(Rows from a dataset)
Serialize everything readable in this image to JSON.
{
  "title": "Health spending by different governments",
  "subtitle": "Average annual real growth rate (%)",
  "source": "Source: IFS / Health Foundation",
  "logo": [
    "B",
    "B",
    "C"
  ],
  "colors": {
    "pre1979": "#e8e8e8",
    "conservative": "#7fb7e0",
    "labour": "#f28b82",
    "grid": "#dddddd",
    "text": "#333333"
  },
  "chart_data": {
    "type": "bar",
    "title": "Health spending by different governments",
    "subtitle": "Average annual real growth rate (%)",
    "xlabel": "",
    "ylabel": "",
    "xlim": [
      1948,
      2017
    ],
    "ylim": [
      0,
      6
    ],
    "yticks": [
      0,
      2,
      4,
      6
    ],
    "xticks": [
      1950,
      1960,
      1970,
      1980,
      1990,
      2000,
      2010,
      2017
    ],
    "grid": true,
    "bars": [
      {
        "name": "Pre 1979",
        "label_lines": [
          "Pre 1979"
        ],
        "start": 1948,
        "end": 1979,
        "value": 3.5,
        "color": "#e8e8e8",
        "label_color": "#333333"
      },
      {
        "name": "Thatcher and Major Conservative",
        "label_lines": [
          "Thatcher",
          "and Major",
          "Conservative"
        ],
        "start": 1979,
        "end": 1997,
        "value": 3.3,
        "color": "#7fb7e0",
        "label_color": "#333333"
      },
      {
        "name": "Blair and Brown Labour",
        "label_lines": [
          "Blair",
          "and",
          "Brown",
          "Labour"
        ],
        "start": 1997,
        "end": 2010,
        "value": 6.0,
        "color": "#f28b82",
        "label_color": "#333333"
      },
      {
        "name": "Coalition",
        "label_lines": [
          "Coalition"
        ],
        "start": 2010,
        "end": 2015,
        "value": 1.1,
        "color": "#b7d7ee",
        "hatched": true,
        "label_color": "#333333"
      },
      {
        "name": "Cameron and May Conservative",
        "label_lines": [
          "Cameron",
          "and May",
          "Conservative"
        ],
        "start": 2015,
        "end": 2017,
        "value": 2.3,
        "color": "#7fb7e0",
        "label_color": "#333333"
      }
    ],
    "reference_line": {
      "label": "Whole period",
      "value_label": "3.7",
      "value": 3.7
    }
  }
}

> **Do this**:
From the data above, copy each line where the string "name" appears.

> **Answer**:
        "name": "Pre 1979",
        "name": "Thatcher and Major Conservative",
        "name": "Blair and Brown Labour",
        "name": "Coalition",
        "name": "Cameron and May Conservative",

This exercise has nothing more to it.